» **STATED GOAL**
Keep only the lines that hold the string "structured", filtering out the rest of the entries below.

» **DATASET ROWS**
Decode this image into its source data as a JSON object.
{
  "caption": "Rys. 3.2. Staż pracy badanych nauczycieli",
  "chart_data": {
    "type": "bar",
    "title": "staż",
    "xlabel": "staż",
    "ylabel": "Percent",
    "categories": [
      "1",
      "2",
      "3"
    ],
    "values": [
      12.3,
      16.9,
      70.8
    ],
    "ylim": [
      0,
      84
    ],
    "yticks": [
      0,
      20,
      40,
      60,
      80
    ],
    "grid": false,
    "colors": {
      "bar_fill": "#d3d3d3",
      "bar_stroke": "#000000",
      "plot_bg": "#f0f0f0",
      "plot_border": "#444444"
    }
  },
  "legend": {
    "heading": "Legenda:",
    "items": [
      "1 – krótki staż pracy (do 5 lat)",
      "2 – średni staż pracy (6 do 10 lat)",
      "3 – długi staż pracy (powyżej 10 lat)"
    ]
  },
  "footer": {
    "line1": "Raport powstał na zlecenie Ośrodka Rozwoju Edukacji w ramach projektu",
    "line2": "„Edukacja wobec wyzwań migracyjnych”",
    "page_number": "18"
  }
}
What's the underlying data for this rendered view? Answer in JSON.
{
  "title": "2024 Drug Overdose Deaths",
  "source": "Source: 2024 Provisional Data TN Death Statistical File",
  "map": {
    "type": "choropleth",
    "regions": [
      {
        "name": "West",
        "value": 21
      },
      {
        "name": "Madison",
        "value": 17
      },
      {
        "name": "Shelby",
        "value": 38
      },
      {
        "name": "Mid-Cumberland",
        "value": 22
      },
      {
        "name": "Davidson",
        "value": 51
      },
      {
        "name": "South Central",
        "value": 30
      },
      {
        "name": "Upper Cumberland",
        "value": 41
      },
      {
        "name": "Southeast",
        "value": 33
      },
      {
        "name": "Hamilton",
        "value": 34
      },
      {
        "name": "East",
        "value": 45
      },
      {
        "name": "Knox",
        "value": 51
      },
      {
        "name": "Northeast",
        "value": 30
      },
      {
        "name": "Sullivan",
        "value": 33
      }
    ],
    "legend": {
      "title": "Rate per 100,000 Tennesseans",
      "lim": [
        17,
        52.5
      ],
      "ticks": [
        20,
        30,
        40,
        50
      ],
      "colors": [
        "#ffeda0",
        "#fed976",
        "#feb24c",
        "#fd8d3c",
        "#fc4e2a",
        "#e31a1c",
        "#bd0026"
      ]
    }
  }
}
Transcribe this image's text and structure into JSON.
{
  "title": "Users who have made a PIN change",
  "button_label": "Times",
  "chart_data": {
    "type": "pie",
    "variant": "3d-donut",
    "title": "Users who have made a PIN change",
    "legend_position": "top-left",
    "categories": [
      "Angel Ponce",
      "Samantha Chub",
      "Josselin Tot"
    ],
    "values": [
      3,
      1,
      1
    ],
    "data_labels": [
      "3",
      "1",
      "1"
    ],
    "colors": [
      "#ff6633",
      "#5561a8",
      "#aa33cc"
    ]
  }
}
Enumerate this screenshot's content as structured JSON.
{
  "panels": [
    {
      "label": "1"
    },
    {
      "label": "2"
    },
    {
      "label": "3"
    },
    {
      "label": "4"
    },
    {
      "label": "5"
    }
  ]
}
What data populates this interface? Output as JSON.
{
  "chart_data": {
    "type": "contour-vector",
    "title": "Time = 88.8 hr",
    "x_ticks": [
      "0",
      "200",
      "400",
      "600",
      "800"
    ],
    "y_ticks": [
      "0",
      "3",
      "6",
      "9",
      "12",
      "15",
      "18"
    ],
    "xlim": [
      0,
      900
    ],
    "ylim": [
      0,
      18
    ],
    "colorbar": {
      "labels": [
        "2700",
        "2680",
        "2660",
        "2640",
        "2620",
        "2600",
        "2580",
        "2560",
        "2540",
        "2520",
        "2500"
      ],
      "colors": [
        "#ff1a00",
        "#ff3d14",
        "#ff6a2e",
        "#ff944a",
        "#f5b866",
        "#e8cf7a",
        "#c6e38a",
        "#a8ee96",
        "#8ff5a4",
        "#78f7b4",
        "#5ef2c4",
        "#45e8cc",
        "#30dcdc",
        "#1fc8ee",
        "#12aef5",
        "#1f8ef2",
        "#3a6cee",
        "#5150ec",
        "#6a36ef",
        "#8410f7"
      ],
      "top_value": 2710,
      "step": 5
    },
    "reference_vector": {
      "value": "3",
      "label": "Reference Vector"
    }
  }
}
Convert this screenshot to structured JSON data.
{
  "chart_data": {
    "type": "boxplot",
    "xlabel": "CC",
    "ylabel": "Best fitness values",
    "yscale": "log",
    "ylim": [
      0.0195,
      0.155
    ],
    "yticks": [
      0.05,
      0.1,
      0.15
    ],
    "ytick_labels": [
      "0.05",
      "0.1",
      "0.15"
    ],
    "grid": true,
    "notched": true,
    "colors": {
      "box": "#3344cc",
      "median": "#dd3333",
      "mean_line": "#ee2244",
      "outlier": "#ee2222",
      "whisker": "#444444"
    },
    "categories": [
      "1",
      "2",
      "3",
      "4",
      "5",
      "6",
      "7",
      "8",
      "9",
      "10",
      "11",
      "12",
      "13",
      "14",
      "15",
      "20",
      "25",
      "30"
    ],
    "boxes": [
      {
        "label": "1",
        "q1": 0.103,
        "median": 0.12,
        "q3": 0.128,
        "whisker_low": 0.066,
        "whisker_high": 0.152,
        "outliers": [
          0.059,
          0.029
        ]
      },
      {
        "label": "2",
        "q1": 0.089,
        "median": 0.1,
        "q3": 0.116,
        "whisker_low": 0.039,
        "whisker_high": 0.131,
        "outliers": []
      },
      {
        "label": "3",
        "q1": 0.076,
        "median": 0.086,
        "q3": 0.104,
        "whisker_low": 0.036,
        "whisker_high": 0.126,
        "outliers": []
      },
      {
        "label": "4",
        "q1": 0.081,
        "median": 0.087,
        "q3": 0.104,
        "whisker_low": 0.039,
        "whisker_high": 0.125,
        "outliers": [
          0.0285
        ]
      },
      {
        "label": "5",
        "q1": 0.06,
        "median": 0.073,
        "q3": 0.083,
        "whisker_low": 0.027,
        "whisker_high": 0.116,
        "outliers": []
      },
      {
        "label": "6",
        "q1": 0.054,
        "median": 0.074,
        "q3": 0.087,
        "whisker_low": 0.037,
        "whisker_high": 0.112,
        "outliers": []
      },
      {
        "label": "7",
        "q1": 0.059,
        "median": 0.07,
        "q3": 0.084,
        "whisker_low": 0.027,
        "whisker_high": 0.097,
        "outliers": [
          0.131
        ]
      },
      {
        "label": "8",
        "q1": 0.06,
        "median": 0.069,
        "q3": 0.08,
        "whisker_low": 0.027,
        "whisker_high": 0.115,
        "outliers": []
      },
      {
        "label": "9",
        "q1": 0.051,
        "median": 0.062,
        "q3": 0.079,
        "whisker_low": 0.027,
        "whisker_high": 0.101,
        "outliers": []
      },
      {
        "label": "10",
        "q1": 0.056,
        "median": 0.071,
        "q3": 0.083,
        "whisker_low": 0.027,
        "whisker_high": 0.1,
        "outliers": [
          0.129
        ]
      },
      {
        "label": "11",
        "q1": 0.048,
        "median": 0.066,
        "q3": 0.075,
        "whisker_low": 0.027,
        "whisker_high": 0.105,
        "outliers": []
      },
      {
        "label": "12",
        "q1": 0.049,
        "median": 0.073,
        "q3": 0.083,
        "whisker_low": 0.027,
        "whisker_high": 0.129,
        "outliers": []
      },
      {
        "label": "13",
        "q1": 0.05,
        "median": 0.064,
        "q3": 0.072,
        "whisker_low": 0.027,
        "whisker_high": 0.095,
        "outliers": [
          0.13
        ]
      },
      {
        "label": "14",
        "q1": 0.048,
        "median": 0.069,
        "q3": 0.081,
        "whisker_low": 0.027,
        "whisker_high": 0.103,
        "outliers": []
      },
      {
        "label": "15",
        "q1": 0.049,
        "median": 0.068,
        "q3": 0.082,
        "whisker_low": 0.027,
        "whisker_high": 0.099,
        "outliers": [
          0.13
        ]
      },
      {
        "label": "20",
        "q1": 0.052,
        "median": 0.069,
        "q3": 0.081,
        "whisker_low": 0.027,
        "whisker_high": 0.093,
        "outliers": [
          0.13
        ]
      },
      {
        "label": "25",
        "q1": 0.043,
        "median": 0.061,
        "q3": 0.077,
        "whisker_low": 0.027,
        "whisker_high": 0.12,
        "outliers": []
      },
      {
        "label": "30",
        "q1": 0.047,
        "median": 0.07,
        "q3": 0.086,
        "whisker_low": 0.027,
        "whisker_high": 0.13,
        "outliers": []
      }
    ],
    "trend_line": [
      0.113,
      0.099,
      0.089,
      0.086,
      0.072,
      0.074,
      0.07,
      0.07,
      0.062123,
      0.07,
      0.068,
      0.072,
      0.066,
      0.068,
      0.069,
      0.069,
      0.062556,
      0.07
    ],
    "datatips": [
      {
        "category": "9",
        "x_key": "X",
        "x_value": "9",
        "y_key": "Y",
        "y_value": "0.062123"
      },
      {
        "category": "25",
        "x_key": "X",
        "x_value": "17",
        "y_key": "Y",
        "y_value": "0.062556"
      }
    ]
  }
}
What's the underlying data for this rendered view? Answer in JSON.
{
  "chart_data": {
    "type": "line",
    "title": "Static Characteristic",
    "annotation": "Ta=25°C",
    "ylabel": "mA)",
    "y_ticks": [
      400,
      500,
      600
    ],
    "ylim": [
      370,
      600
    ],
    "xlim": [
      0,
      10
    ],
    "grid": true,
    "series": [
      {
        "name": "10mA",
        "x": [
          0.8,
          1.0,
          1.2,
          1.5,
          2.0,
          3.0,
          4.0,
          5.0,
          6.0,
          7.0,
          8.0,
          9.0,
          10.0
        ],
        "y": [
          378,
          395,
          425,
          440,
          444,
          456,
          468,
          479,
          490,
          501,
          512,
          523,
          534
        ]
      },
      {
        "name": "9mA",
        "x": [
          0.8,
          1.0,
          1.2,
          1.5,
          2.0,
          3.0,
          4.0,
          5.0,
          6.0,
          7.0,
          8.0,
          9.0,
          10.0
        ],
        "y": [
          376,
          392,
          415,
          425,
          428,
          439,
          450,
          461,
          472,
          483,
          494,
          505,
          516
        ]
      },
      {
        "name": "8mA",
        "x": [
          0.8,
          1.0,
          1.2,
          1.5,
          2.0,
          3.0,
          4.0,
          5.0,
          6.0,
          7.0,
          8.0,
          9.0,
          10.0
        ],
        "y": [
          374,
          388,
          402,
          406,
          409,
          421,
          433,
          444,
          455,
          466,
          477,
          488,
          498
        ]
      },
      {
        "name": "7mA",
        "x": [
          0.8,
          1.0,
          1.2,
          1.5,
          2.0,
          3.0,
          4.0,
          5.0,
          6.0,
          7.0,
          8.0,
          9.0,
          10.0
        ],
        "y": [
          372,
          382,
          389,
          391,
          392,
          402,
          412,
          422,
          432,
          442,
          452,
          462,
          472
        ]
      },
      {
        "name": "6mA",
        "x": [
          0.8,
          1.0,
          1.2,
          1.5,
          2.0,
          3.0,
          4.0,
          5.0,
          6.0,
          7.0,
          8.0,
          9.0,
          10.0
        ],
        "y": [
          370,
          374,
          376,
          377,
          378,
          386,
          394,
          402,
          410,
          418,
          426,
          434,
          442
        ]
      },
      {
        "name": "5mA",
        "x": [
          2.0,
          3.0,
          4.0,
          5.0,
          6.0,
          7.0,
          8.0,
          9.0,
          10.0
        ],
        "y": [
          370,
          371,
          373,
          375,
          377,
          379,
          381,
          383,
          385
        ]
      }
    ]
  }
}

» **RESPONSE TO THE TASK**
Enumerate this screenshot's content as structured JSON.
Convert this screenshot to structured JSON data.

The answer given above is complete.